> [Recorded information]:
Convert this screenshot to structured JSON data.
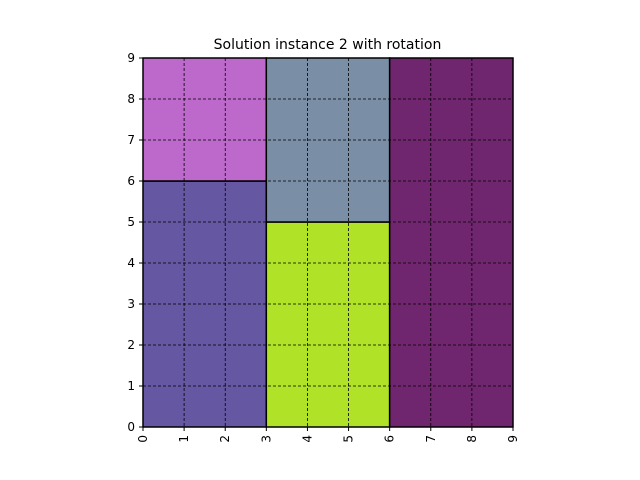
{
  "chart_data": {
    "type": "rectangle-packing",
    "title": "Solution instance 2 with rotation",
    "xlim": [
      0,
      9
    ],
    "ylim": [
      0,
      9
    ],
    "xticks": [
      "0",
      "1",
      "2",
      "3",
      "4",
      "5",
      "6",
      "7",
      "8",
      "9"
    ],
    "yticks": [
      "0",
      "1",
      "2",
      "3",
      "4",
      "5",
      "6",
      "7",
      "8",
      "9"
    ],
    "grid": true,
    "grid_style": "dashed",
    "x_tick_rotation": 90,
    "rectangles": [
      {
        "x": 0,
        "y": 0,
        "width": 3,
        "height": 6,
        "color": "#6657a3"
      },
      {
        "x": 0,
        "y": 6,
        "width": 3,
        "height": 3,
        "color": "#bd69cc"
      },
      {
        "x": 3,
        "y": 0,
        "width": 3,
        "height": 5,
        "color": "#b0e327"
      },
      {
        "x": 3,
        "y": 5,
        "width": 3,
        "height": 4,
        "color": "#7a8fa6"
      },
      {
        "x": 6,
        "y": 0,
        "width": 3,
        "height": 9,
        "color": "#70266e"
      }
    ]
  }
}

> [What the task asks]: Copy out each record shown above without alteration, skipping any picture.

> [Output of the exercise]:
Convert this screenshot to structured JSON data.
{
  "chart_data": {
    "type": "rectangle-packing",
    "title": "Solution instance 2 with rotation",
    "xlim": [
      0,
      9
    ],
    "ylim": [
      0,
      9
    ],
    "xticks": [
      "0",
      "1",
      "2",
      "3",
      "4",
      "5",
      "6",
      "7",
      "8",
      "9"
    ],
    "yticks": [
      "0",
      "1",
      "2",
      "3",
      "4",
      "5",
      "6",
      "7",
      "8",
      "9"
    ],
    "grid": true,
    "grid_style": "dashed",
    "x_tick_rotation": 90,
    "rectangles": [
      {
        "x": 0,
        "y": 0,
        "width": 3,
        "height": 6,
        "color": "#6657a3"
      },
      {
        "x": 0,
        "y": 6,
        "width": 3,
        "height": 3,
        "color": "#bd69cc"
      },
      {
        "x": 3,
        "y": 0,
        "width": 3,
        "height": 5,
        "color": "#b0e327"
      },
      {
        "x": 3,
        "y": 5,
        "width": 3,
        "height": 4,
        "color": "#7a8fa6"
      },
      {
        "x": 6,
        "y": 0,
        "width": 3,
        "height": 9,
        "color": "#70266e"
      }
    ]
  }
}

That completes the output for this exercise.